**Task statement:**
Go through the entries below and print each one exactly, leaving out pictures.
++++ Source data ++++
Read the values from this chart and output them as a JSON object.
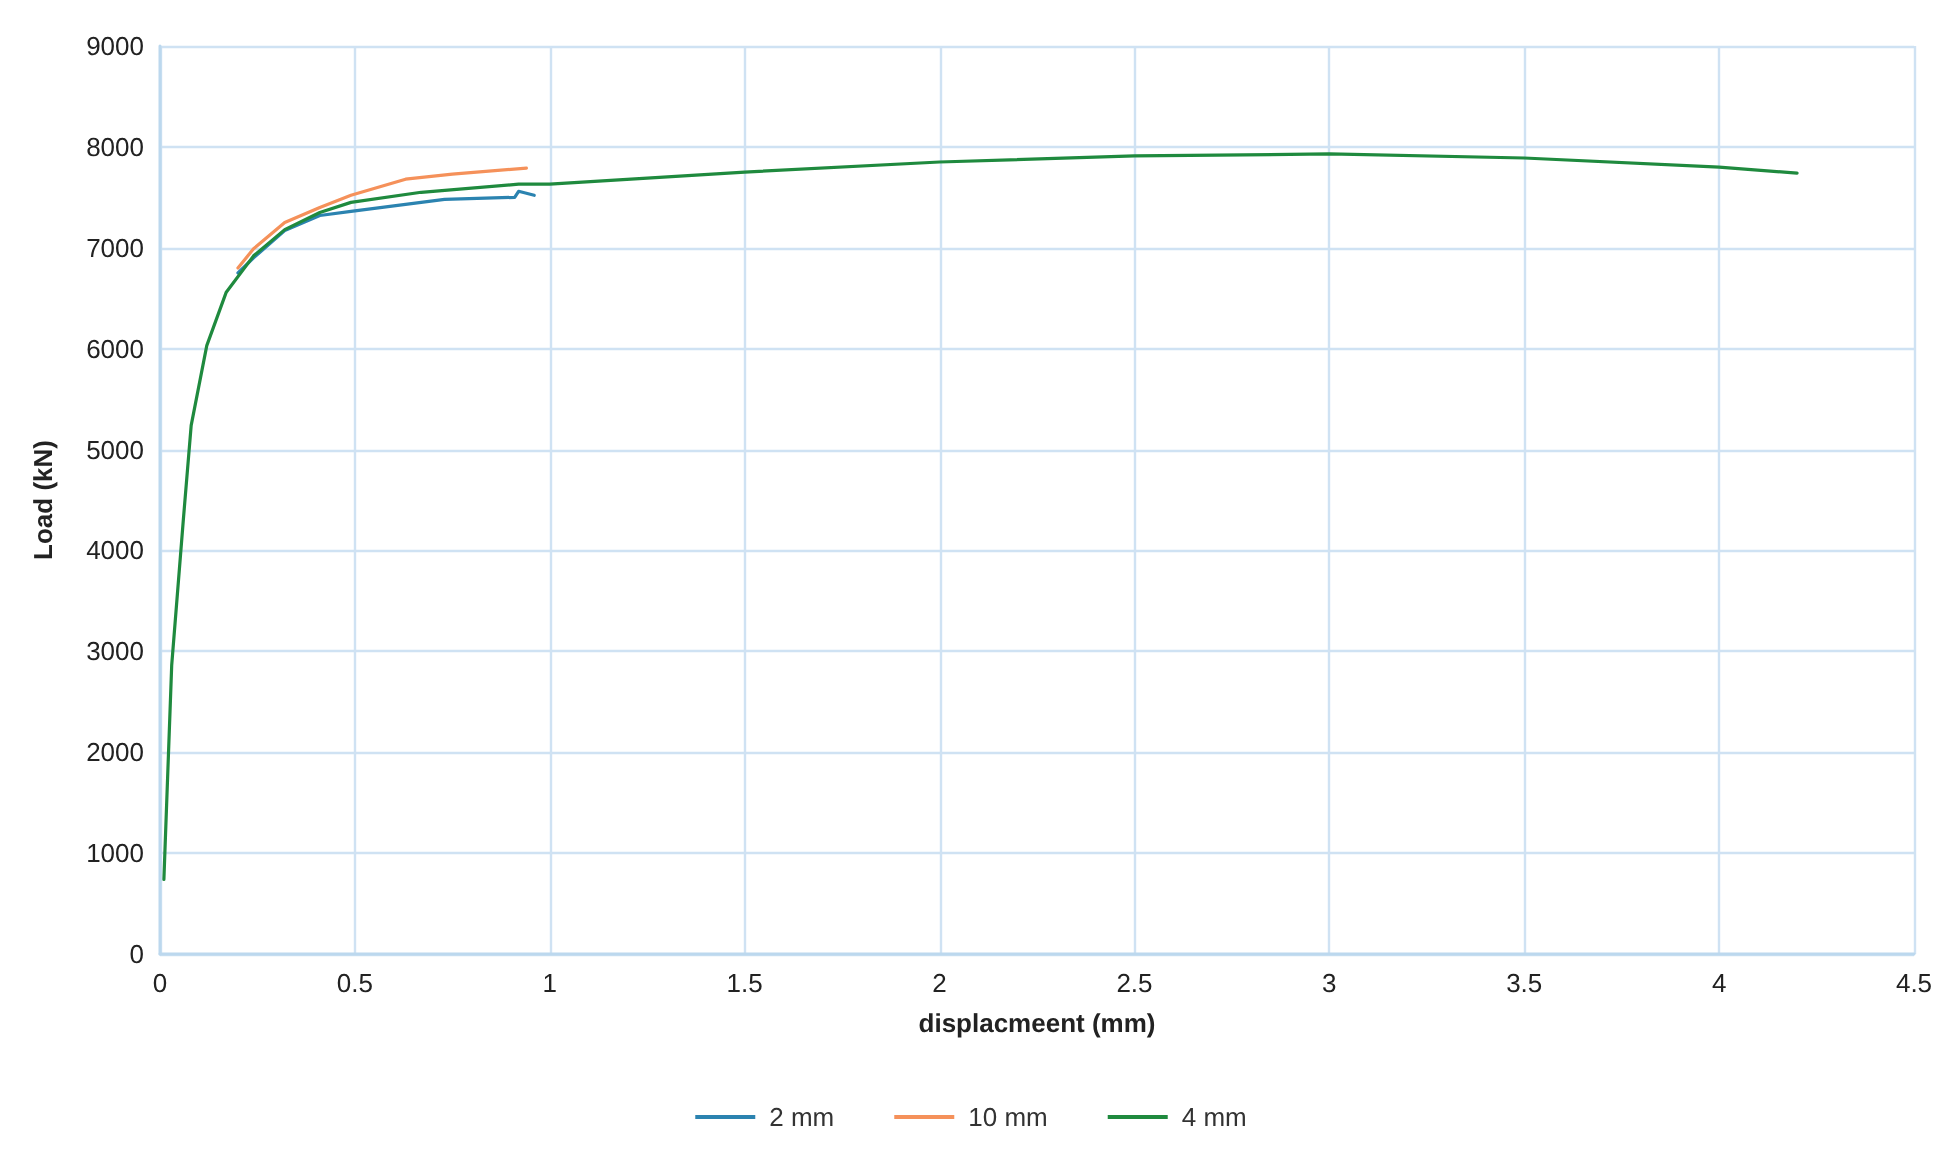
{
  "chart_data": {
    "type": "line",
    "xlabel": "displacmeent (mm)",
    "ylabel": "Load (kN)",
    "xlim": [
      0,
      4.5
    ],
    "xticks": [
      0,
      0.5,
      1,
      1.5,
      2,
      2.5,
      3,
      3.5,
      4,
      4.5
    ],
    "ylim": [
      0,
      9000
    ],
    "yticks": [
      0,
      1000,
      2000,
      3000,
      4000,
      5000,
      6000,
      7000,
      8000,
      9000
    ],
    "grid": true,
    "legend": "bottom",
    "marker": "none",
    "line_style": "solid",
    "series": [
      {
        "name": "2 mm",
        "color": "#2b83b0",
        "x": [
          0.2,
          0.24,
          0.32,
          0.41,
          0.49,
          0.67,
          0.73,
          0.91,
          0.92,
          0.96
        ],
        "values": [
          6750,
          6900,
          7170,
          7320,
          7360,
          7450,
          7480,
          7500,
          7560,
          7520
        ]
      },
      {
        "name": "10 mm",
        "color": "#f5915a",
        "x": [
          0.2,
          0.24,
          0.32,
          0.41,
          0.49,
          0.63,
          0.75,
          0.94
        ],
        "values": [
          6800,
          6990,
          7250,
          7400,
          7520,
          7680,
          7730,
          7790
        ]
      },
      {
        "name": "4 mm",
        "color": "#1f8a3e",
        "x": [
          0.01,
          0.03,
          0.06,
          0.08,
          0.12,
          0.17,
          0.24,
          0.32,
          0.41,
          0.49,
          0.67,
          0.92,
          1,
          1.5,
          2,
          2.5,
          3,
          3.5,
          4,
          4.2
        ],
        "values": [
          740,
          2860,
          4310,
          5240,
          6030,
          6560,
          6920,
          7180,
          7350,
          7450,
          7550,
          7630,
          7630,
          7750,
          7850,
          7910,
          7930,
          7890,
          7800,
          7740
        ]
      }
    ]
  }
}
++++
**Complete output:**
Read the values from this chart and output them as a JSON object.
{
  "chart_data": {
    "type": "line",
    "xlabel": "displacmeent (mm)",
    "ylabel": "Load (kN)",
    "xlim": [
      0,
      4.5
    ],
    "xticks": [
      0,
      0.5,
      1,
      1.5,
      2,
      2.5,
      3,
      3.5,
      4,
      4.5
    ],
    "ylim": [
      0,
      9000
    ],
    "yticks": [
      0,
      1000,
      2000,
      3000,
      4000,
      5000,
      6000,
      7000,
      8000,
      9000
    ],
    "grid": true,
    "legend": "bottom",
    "marker": "none",
    "line_style": "solid",
    "series": [
      {
        "name": "2 mm",
        "color": "#2b83b0",
        "x": [
          0.2,
          0.24,
          0.32,
          0.41,
          0.49,
          0.67,
          0.73,
          0.91,
          0.92,
          0.96
        ],
        "values": [
          6750,
          6900,
          7170,
          7320,
          7360,
          7450,
          7480,
          7500,
          7560,
          7520
        ]
      },
      {
        "name": "10 mm",
        "color": "#f5915a",
        "x": [
          0.2,
          0.24,
          0.32,
          0.41,
          0.49,
          0.63,
          0.75,
          0.94
        ],
        "values": [
          6800,
          6990,
          7250,
          7400,
          7520,
          7680,
          7730,
          7790
        ]
      },
      {
        "name": "4 mm",
        "color": "#1f8a3e",
        "x": [
          0.01,
          0.03,
          0.06,
          0.08,
          0.12,
          0.17,
          0.24,
          0.32,
          0.41,
          0.49,
          0.67,
          0.92,
          1,
          1.5,
          2,
          2.5,
          3,
          3.5,
          4,
          4.2
        ],
        "values": [
          740,
          2860,
          4310,
          5240,
          6030,
          6560,
          6920,
          7180,
          7350,
          7450,
          7550,
          7630,
          7630,
          7750,
          7850,
          7910,
          7930,
          7890,
          7800,
          7740
        ]
      }
    ]
  }
}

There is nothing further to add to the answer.